Output the data below in full, character for character.

[Records from a dataset]
** Start **
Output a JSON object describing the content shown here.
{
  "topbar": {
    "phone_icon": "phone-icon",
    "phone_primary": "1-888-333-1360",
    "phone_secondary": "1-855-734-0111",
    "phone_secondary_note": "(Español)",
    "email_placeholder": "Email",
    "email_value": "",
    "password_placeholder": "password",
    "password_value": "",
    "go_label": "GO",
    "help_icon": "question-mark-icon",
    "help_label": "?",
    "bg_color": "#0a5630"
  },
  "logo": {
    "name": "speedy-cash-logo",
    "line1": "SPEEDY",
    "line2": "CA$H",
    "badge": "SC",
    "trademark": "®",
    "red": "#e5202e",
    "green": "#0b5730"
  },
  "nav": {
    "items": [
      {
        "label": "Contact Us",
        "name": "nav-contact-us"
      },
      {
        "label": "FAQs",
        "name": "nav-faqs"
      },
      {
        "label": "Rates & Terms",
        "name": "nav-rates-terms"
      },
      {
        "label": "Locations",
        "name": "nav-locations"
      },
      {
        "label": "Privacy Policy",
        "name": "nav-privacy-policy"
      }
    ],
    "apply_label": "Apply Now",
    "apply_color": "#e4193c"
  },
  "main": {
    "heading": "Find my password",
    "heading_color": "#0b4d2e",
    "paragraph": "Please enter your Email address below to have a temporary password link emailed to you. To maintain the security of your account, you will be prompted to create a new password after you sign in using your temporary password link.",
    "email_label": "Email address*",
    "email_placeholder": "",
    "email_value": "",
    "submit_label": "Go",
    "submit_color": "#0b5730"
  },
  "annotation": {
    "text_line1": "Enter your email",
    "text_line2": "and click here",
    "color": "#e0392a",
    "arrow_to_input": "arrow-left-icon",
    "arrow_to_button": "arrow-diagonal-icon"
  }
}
** End **
ANSWER BELOW>
Output a JSON object describing the content shown here.
{
  "topbar": {
    "phone_icon": "phone-icon",
    "phone_primary": "1-888-333-1360",
    "phone_secondary": "1-855-734-0111",
    "phone_secondary_note": "(Español)",
    "email_placeholder": "Email",
    "email_value": "",
    "password_placeholder": "password",
    "password_value": "",
    "go_label": "GO",
    "help_icon": "question-mark-icon",
    "help_label": "?",
    "bg_color": "#0a5630"
  },
  "logo": {
    "name": "speedy-cash-logo",
    "line1": "SPEEDY",
    "line2": "CA$H",
    "badge": "SC",
    "trademark": "®",
    "red": "#e5202e",
    "green": "#0b5730"
  },
  "nav": {
    "items": [
      {
        "label": "Contact Us",
        "name": "nav-contact-us"
      },
      {
        "label": "FAQs",
        "name": "nav-faqs"
      },
      {
        "label": "Rates & Terms",
        "name": "nav-rates-terms"
      },
      {
        "label": "Locations",
        "name": "nav-locations"
      },
      {
        "label": "Privacy Policy",
        "name": "nav-privacy-policy"
      }
    ],
    "apply_label": "Apply Now",
    "apply_color": "#e4193c"
  },
  "main": {
    "heading": "Find my password",
    "heading_color": "#0b4d2e",
    "paragraph": "Please enter your Email address below to have a temporary password link emailed to you. To maintain the security of your account, you will be prompted to create a new password after you sign in using your temporary password link.",
    "email_label": "Email address*",
    "email_placeholder": "",
    "email_value": "",
    "submit_label": "Go",
    "submit_color": "#0b5730"
  },
  "annotation": {
    "text_line1": "Enter your email",
    "text_line2": "and click here",
    "color": "#e0392a",
    "arrow_to_input": "arrow-left-icon",
    "arrow_to_button": "arrow-diagonal-icon"
  }
}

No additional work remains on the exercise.